Bloque de texto ->
Allá
en el siglo XVI, cuando nuestro país era colonia del imperio español, uno de
los peores dolores de cabeza del famoso Carlos V (I de España) y su hijo Felipe
II, “en cuyos dominios no se ponía el sol”, lo constituía otro gran monarca,
que gobernaba un imperio tan extenso como el de los Habsburgo: me refiero a
Suleimán o Solimán, apodado El Magnífico, quien aspiraba a convertir el mar
Mediterráneo en un lago de su imperio otomano.
Suleimán
nació en 1494. Era hijo del sultán Selim I y de la bella Aisha, hija del kan de
Crimea. Al ser el único hijo varón de la pareja, no tuvo que seguir la cruel
tradición turca de asesinar a sus hermanos y sobrinos para eliminar la
competencia por el trono. Así que envuelto en ese halo pacífico que hacía dudar
a sus súbditos de la fuerza que albergaba, accedió al poder en 1520.
Poco
tardó en demostrar su capacidad de gobierno, sus pocos escrúpulos ante la
violencia cuando le parecía necesaria y, sobre todo, su ambición expansionista
que lo hizo ampliar sus fronteras en tres direcciones principales: hacia el
corazón de la Europa cristiana, en las fronteras del Imperio de los Habsburgo;
hacia el imperio persa chiíta en el este; y, desde luego, por todo el
Mediterráneo.
Aprovechando
que la atención del emperador Carlos V estaba concentrada en el enfrentamiento
con Francisco I de Francia, Suleimán conquistó Belgrado (1521), venció en la batalla
de Mohács (1526), tomó Budapest (1529). Puso sitio a Viena (1529), se anexionó
la mayor parte del territorio húngaro (1547) y sometió al Imperio alemán al
pago de un tributo.
En
1555 logró la paz de Amasia con los persas, que azotaban sus fronteras asiáticas.
Es
legendaria la historia de su tercera esposa, Roxelana o Hurrem, una esclava
ucraniana de enorme inteligencia y voluntad de quien se decía que había
embrujado al sultán y era quien realmente gobernaba a través de él. También es
tristemente célebre la muerte de su heredero, Mustafá, ordenada por el propio
Suleimán, quien creyó los rumores de que el hijo intentaba darle golpe de
estado.

Tarea planteada ->
Cita textualmente el fragmento del texto sobre Suleimán que va desde "Aprovechando" hasta "sus fronteras asiáticas.", ambos incluidos.

Registros proporcionados ->
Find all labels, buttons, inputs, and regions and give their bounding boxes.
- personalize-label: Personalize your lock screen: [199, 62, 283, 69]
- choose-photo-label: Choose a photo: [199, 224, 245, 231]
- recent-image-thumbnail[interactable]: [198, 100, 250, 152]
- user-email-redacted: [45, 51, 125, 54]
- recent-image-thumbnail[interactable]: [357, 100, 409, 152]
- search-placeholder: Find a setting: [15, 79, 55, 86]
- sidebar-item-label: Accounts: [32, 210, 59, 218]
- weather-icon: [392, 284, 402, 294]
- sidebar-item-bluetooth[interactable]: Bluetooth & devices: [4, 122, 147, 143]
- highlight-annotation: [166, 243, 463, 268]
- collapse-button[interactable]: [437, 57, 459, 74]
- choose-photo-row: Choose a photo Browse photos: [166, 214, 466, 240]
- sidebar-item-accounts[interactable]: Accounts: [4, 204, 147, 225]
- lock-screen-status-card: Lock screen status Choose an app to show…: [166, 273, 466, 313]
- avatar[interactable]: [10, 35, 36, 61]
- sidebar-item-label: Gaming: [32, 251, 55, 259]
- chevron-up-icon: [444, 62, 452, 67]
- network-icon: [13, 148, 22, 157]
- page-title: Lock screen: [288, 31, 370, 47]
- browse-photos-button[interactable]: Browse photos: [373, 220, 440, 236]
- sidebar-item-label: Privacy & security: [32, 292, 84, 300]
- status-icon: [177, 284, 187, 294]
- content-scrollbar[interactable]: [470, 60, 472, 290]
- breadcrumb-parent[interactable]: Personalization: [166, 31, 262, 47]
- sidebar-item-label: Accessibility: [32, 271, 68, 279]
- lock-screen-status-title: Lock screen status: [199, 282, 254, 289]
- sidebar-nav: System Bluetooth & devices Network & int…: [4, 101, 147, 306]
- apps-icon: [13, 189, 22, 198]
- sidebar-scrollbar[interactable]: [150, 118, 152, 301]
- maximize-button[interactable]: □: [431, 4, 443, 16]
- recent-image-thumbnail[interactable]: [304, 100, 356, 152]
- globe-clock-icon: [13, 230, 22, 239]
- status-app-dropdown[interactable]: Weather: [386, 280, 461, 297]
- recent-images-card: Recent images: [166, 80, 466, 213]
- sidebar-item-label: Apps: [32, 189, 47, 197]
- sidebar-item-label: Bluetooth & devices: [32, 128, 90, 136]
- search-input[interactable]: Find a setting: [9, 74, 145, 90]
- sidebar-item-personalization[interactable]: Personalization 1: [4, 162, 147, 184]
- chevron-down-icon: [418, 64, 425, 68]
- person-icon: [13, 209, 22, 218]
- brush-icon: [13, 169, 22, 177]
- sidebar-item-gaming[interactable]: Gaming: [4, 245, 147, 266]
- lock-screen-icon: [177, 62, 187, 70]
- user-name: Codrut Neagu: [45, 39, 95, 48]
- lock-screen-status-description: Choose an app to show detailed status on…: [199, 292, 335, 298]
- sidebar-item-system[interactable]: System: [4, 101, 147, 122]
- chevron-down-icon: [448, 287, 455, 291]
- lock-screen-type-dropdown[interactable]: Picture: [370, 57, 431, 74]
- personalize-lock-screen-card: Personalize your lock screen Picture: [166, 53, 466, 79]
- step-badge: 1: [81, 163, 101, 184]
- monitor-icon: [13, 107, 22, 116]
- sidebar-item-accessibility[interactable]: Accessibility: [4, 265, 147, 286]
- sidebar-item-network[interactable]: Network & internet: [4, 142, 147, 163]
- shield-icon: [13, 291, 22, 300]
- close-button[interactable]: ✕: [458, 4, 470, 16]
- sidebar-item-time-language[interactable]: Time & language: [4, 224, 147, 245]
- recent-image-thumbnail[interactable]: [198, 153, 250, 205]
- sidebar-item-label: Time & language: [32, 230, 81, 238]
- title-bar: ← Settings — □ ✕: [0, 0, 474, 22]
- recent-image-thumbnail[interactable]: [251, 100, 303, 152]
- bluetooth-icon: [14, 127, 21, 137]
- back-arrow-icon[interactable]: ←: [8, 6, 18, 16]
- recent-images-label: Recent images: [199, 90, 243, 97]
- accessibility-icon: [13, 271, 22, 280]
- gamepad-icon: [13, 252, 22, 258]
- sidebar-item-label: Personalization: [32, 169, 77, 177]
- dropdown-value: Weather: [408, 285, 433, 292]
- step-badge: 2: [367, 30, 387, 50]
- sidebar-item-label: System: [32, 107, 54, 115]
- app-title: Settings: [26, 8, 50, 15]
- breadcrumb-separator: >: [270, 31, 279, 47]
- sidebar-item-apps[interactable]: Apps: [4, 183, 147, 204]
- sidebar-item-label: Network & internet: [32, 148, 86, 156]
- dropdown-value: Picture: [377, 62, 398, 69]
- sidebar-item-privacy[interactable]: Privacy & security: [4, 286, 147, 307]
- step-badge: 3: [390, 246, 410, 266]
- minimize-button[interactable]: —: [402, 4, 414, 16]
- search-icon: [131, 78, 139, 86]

Resultado a continuación ->
Aprovechando
que la atención del emperador Carlos V estaba concentrada en el enfrentamiento
con Francisco I de Francia, Suleimán conquistó Belgrado (1521), venció en la batalla
de Mohács (1526), tomó Budapest (1529). Puso sitio a Viena (1529), se anexionó
la mayor parte del territorio húngaro (1547) y sometió al Imperio alemán al
pago de un tributo.
En
1555 logró la paz de Amasia con los persas, que azotaban sus fronteras asiáticas.